### STATED GOAL
Find the string "label" in the listing and report every line that has it.

(Dataset records)
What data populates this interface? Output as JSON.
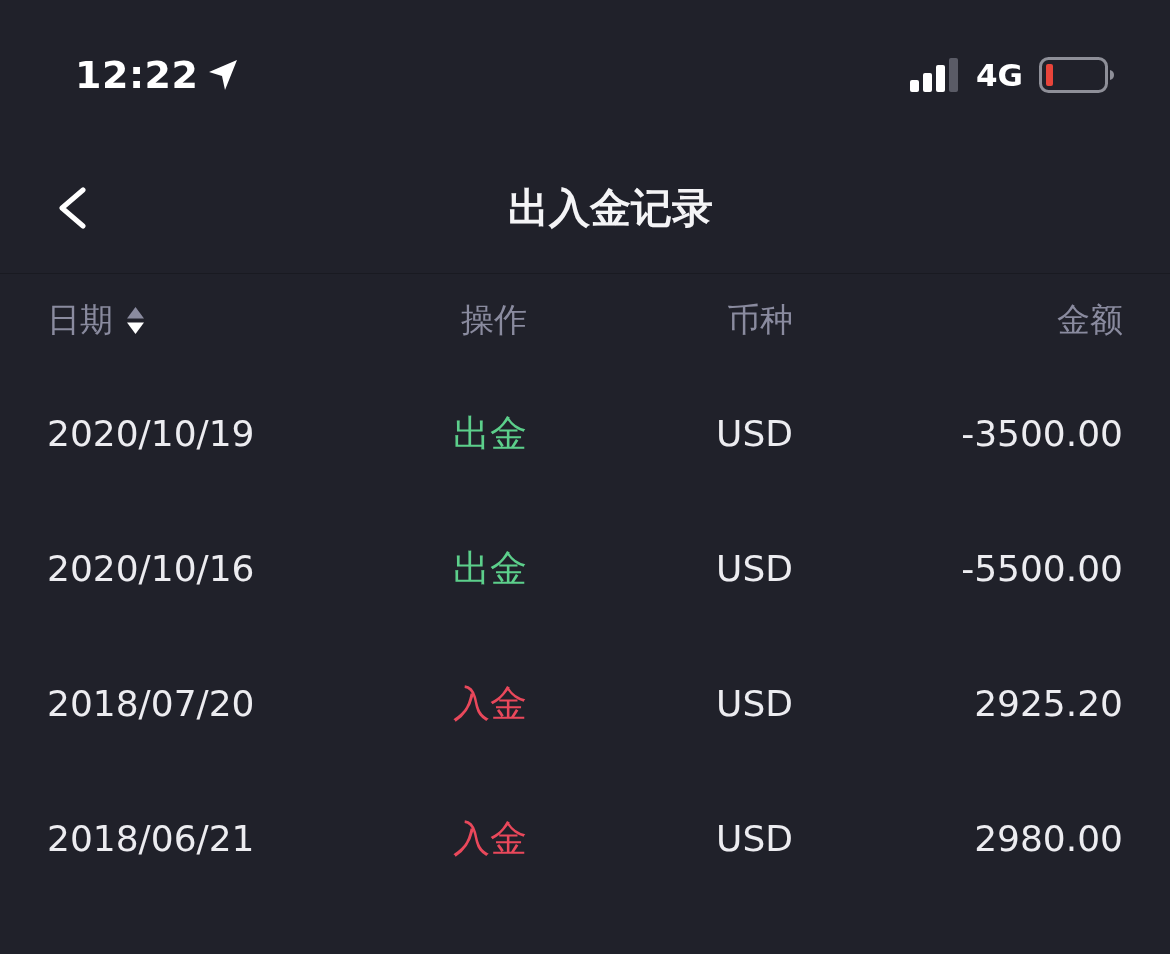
{
  "status_bar": {
    "time": "12:22",
    "network": "4G"
  },
  "nav_bar": {
    "title": "出入金记录"
  },
  "table": {
    "columns": [
      {
        "label": "日期",
        "sortable": true,
        "sort_descending": true
      },
      {
        "label": "操作",
        "sortable": false
      },
      {
        "label": "币种",
        "sortable": false
      },
      {
        "label": "金额",
        "sortable": false
      }
    ],
    "rows": [
      {
        "date": "2020/10/19",
        "operation": {
          "label": "出金",
          "color": "#5ccf8b"
        },
        "currency": "USD",
        "amount": "-3500.00"
      },
      {
        "date": "2020/10/16",
        "operation": {
          "label": "出金",
          "color": "#5ccf8b"
        },
        "currency": "USD",
        "amount": "-5500.00"
      },
      {
        "date": "2018/07/20",
        "operation": {
          "label": "入金",
          "color": "#e9485b"
        },
        "currency": "USD",
        "amount": "2925.20"
      },
      {
        "date": "2018/06/21",
        "operation": {
          "label": "入金",
          "color": "#e9485b"
        },
        "currency": "USD",
        "amount": "2980.00"
      }
    ]
  }
}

### WRITTEN ANSWER
        "label": "日期",
        "label": "操作",
        "label": "币种",
        "label": "金额",
          "label": "出金",
          "label": "出金",
          "label": "入金",
          "label": "入金",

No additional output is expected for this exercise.